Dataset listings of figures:
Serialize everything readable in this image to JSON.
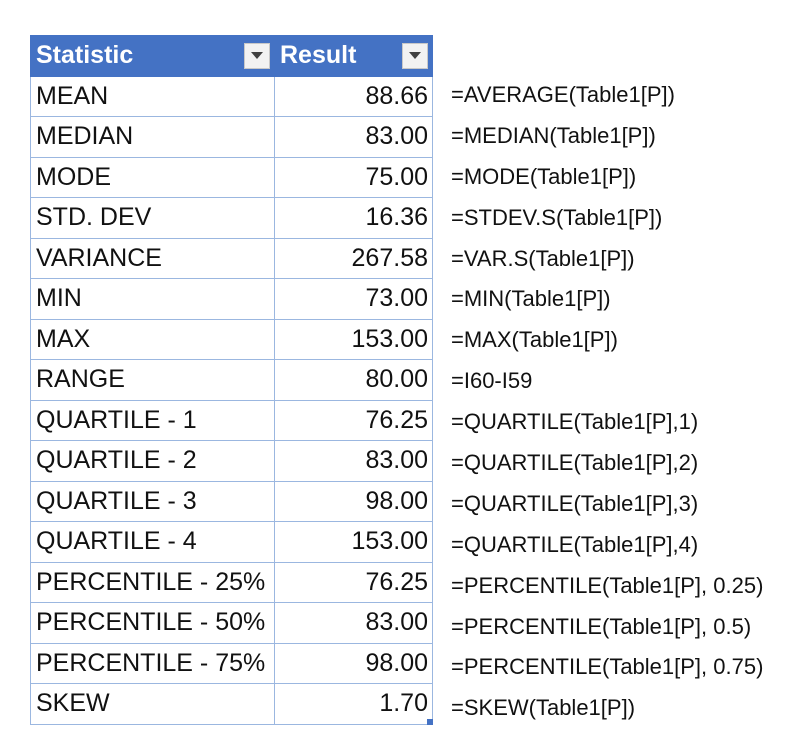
{
  "table": {
    "headers": {
      "statistic": "Statistic",
      "result": "Result"
    },
    "accent_color": "#4472c4",
    "filter_icon": "dropdown-arrow-icon",
    "rows": [
      {
        "statistic": "MEAN",
        "result": "88.66"
      },
      {
        "statistic": "MEDIAN",
        "result": "83.00"
      },
      {
        "statistic": "MODE",
        "result": "75.00"
      },
      {
        "statistic": "STD. DEV",
        "result": "16.36"
      },
      {
        "statistic": "VARIANCE",
        "result": "267.58"
      },
      {
        "statistic": "MIN",
        "result": "73.00"
      },
      {
        "statistic": "MAX",
        "result": "153.00"
      },
      {
        "statistic": "RANGE",
        "result": "80.00"
      },
      {
        "statistic": "QUARTILE - 1",
        "result": "76.25"
      },
      {
        "statistic": "QUARTILE - 2",
        "result": "83.00"
      },
      {
        "statistic": "QUARTILE - 3",
        "result": "98.00"
      },
      {
        "statistic": "QUARTILE - 4",
        "result": "153.00"
      },
      {
        "statistic": "PERCENTILE - 25%",
        "result": "76.25"
      },
      {
        "statistic": "PERCENTILE - 50%",
        "result": "83.00"
      },
      {
        "statistic": "PERCENTILE - 75%",
        "result": "98.00"
      },
      {
        "statistic": "SKEW",
        "result": "1.70"
      }
    ]
  },
  "formulas": [
    "=AVERAGE(Table1[P])",
    "=MEDIAN(Table1[P])",
    "=MODE(Table1[P])",
    "=STDEV.S(Table1[P])",
    "=VAR.S(Table1[P])",
    "=MIN(Table1[P])",
    "=MAX(Table1[P])",
    "=I60-I59",
    "=QUARTILE(Table1[P],1)",
    "=QUARTILE(Table1[P],2)",
    "=QUARTILE(Table1[P],3)",
    "=QUARTILE(Table1[P],4)",
    "=PERCENTILE(Table1[P], 0.25)",
    "=PERCENTILE(Table1[P], 0.5)",
    "=PERCENTILE(Table1[P], 0.75)",
    "=SKEW(Table1[P])"
  ]
}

Exercise directions:
Search the listing for the string "PERCENTILE". Copy each line where it turns up.

Correct output:
        "statistic": "PERCENTILE - 25%",
        "statistic": "PERCENTILE - 50%",
        "statistic": "PERCENTILE - 75%",
    "=PERCENTILE(Table1[P], 0.25)",
    "=PERCENTILE(Table1[P], 0.5)",
    "=PERCENTILE(Table1[P], 0.75)",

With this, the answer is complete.